# [Set task]
Print all the data, keeping every line exactly as it is.

[Listed records start]

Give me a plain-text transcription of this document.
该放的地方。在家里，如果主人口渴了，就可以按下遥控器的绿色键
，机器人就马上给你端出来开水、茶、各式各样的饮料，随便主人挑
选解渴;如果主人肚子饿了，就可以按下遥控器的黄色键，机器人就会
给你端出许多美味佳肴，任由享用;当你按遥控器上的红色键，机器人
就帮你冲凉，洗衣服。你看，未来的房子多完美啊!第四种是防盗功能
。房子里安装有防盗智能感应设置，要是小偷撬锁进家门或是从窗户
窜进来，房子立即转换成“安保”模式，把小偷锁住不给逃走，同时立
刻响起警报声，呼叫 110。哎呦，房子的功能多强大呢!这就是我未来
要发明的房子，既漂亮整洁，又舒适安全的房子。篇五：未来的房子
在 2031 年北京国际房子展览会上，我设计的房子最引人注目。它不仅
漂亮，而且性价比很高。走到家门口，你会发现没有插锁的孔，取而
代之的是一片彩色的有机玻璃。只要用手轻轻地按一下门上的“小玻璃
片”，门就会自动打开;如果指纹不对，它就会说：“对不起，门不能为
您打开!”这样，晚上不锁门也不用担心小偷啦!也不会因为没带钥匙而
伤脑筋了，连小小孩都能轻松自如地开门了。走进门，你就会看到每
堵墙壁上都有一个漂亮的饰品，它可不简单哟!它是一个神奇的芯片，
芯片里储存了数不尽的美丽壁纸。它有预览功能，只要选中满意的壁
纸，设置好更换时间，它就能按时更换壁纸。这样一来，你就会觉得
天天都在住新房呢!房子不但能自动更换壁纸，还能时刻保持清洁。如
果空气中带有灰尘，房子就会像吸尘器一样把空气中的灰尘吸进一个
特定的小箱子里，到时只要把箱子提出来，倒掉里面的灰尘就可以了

[Listed records end]

# [Completed exercise]
Give me a plain-text transcription of this document.
该放的地方。在家里，如果主人口渴了，就可以按下遥控器的绿色键
，机器人就马上给你端出来开水、茶、各式各样的饮料，随便主人挑
选解渴;如果主人肚子饿了，就可以按下遥控器的黄色键，机器人就会
给你端出许多美味佳肴，任由享用;当你按遥控器上的红色键，机器人
就帮你冲凉，洗衣服。你看，未来的房子多完美啊!第四种是防盗功能
。房子里安装有防盗智能感应设置，要是小偷撬锁进家门或是从窗户
窜进来，房子立即转换成“安保”模式，把小偷锁住不给逃走，同时立
刻响起警报声，呼叫 110。哎呦，房子的功能多强大呢!这就是我未来
要发明的房子，既漂亮整洁，又舒适安全的房子。篇五：未来的房子
在 2031 年北京国际房子展览会上，我设计的房子最引人注目。它不仅
漂亮，而且性价比很高。走到家门口，你会发现没有插锁的孔，取而
代之的是一片彩色的有机玻璃。只要用手轻轻地按一下门上的“小玻璃
片”，门就会自动打开;如果指纹不对，它就会说：“对不起，门不能为
您打开!”这样，晚上不锁门也不用担心小偷啦!也不会因为没带钥匙而
伤脑筋了，连小小孩都能轻松自如地开门了。走进门，你就会看到每
堵墙壁上都有一个漂亮的饰品，它可不简单哟!它是一个神奇的芯片，
芯片里储存了数不尽的美丽壁纸。它有预览功能，只要选中满意的壁
纸，设置好更换时间，它就能按时更换壁纸。这样一来，你就会觉得
天天都在住新房呢!房子不但能自动更换壁纸，还能时刻保持清洁。如
果空气中带有灰尘，房子就会像吸尘器一样把空气中的灰尘吸进一个
特定的小箱子里，到时只要把箱子提出来，倒掉里面的灰尘就可以了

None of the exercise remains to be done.